▸ Goal of the exercise: Copy every line of the records below word for word, leaving the pictures out of your answer.

>> begin

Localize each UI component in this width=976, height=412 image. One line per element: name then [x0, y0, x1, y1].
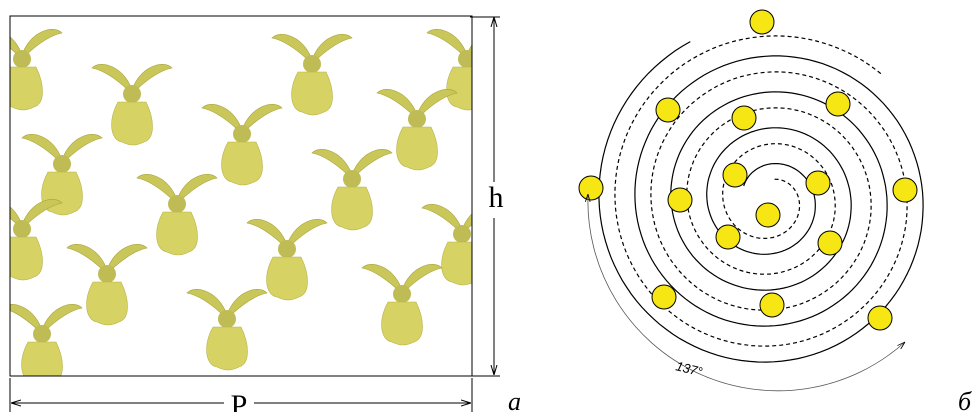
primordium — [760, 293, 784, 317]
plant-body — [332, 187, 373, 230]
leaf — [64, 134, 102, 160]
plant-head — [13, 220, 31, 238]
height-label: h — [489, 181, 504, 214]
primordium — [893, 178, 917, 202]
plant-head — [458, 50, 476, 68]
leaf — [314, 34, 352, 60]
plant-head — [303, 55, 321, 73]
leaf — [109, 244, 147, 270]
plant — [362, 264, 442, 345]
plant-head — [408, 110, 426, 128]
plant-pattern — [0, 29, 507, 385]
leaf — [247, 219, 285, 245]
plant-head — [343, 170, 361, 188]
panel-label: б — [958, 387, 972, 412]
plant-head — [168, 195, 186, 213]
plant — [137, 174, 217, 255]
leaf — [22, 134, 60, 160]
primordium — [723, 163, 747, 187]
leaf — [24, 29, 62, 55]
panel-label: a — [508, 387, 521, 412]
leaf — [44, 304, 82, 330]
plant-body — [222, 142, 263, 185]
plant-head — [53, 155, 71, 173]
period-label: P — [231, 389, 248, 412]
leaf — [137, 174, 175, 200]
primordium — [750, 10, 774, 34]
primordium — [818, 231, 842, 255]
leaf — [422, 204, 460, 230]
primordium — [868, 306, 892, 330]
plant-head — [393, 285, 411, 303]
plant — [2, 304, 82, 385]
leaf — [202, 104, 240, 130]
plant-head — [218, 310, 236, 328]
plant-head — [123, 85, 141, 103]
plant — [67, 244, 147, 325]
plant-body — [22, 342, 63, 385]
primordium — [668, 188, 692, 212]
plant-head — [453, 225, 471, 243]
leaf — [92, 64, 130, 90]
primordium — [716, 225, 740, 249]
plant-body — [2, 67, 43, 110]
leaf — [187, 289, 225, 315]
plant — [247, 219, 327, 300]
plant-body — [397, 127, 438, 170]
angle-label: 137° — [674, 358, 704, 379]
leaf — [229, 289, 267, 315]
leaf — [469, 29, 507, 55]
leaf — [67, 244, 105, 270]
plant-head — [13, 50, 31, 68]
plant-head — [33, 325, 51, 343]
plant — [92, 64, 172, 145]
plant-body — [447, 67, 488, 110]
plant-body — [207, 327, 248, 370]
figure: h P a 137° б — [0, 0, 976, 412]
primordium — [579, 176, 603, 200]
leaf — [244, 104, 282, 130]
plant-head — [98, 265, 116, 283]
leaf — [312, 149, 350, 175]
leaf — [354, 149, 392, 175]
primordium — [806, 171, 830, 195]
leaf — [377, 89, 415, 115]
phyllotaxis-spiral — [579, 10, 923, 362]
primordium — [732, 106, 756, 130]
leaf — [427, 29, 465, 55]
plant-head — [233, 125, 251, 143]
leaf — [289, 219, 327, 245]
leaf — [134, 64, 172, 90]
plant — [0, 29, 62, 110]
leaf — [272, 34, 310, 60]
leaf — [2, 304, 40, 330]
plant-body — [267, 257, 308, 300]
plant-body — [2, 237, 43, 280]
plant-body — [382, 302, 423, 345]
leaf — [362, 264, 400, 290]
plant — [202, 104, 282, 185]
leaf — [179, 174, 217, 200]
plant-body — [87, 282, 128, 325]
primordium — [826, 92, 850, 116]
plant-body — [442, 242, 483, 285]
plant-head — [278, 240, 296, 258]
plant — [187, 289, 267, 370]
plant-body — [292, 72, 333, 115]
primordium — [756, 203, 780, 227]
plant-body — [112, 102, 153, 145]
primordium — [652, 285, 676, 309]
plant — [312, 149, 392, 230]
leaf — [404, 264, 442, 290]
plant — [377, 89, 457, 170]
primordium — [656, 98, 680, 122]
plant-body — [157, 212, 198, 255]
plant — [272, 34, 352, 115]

>> end

▸ Final result:
Localize each UI component in this width=976, height=412 image. One line per element: name then [x0, y0, x1, y1].
primordium — [760, 293, 784, 317]
plant-body — [332, 187, 373, 230]
leaf — [64, 134, 102, 160]
plant-head — [13, 220, 31, 238]
height-label: h — [489, 181, 504, 214]
primordium — [893, 178, 917, 202]
plant-head — [458, 50, 476, 68]
leaf — [314, 34, 352, 60]
plant-head — [303, 55, 321, 73]
leaf — [109, 244, 147, 270]
plant — [362, 264, 442, 345]
plant-head — [408, 110, 426, 128]
plant-pattern — [0, 29, 507, 385]
leaf — [247, 219, 285, 245]
plant-head — [343, 170, 361, 188]
panel-label: б — [958, 387, 972, 412]
plant-head — [168, 195, 186, 213]
plant — [137, 174, 217, 255]
leaf — [22, 134, 60, 160]
primordium — [723, 163, 747, 187]
leaf — [24, 29, 62, 55]
panel-label: a — [508, 387, 521, 412]
leaf — [44, 304, 82, 330]
plant-body — [222, 142, 263, 185]
plant-head — [53, 155, 71, 173]
period-label: P — [231, 389, 248, 412]
leaf — [137, 174, 175, 200]
primordium — [750, 10, 774, 34]
primordium — [818, 231, 842, 255]
leaf — [422, 204, 460, 230]
primordium — [868, 306, 892, 330]
plant-head — [393, 285, 411, 303]
plant — [2, 304, 82, 385]
leaf — [202, 104, 240, 130]
plant-head — [218, 310, 236, 328]
plant-head — [123, 85, 141, 103]
plant — [67, 244, 147, 325]
plant-body — [22, 342, 63, 385]
primordium — [668, 188, 692, 212]
plant-head — [453, 225, 471, 243]
leaf — [92, 64, 130, 90]
primordium — [716, 225, 740, 249]
plant-body — [2, 67, 43, 110]
leaf — [187, 289, 225, 315]
plant — [247, 219, 327, 300]
plant-body — [397, 127, 438, 170]
angle-label: 137° — [674, 358, 704, 379]
leaf — [229, 289, 267, 315]
leaf — [469, 29, 507, 55]
leaf — [67, 244, 105, 270]
plant-head — [13, 50, 31, 68]
plant-head — [33, 325, 51, 343]
plant — [92, 64, 172, 145]
plant-body — [447, 67, 488, 110]
plant-body — [207, 327, 248, 370]
figure: h P a 137° б — [0, 0, 976, 412]
primordium — [579, 176, 603, 200]
leaf — [244, 104, 282, 130]
plant-head — [98, 265, 116, 283]
leaf — [312, 149, 350, 175]
leaf — [354, 149, 392, 175]
primordium — [806, 171, 830, 195]
leaf — [377, 89, 415, 115]
phyllotaxis-spiral — [579, 10, 923, 362]
primordium — [732, 106, 756, 130]
leaf — [427, 29, 465, 55]
plant-head — [233, 125, 251, 143]
leaf — [289, 219, 327, 245]
leaf — [134, 64, 172, 90]
plant — [0, 29, 62, 110]
leaf — [272, 34, 310, 60]
leaf — [2, 304, 40, 330]
plant-body — [267, 257, 308, 300]
plant-body — [2, 237, 43, 280]
plant-body — [382, 302, 423, 345]
leaf — [362, 264, 400, 290]
plant — [202, 104, 282, 185]
leaf — [179, 174, 217, 200]
plant-body — [87, 282, 128, 325]
primordium — [826, 92, 850, 116]
plant-body — [442, 242, 483, 285]
plant-head — [278, 240, 296, 258]
plant — [187, 289, 267, 370]
plant-body — [292, 72, 333, 115]
primordium — [756, 203, 780, 227]
plant-body — [112, 102, 153, 145]
primordium — [652, 285, 676, 309]
plant — [312, 149, 392, 230]
leaf — [404, 264, 442, 290]
plant — [377, 89, 457, 170]
primordium — [656, 98, 680, 122]
plant-body — [157, 212, 198, 255]
plant — [272, 34, 352, 115]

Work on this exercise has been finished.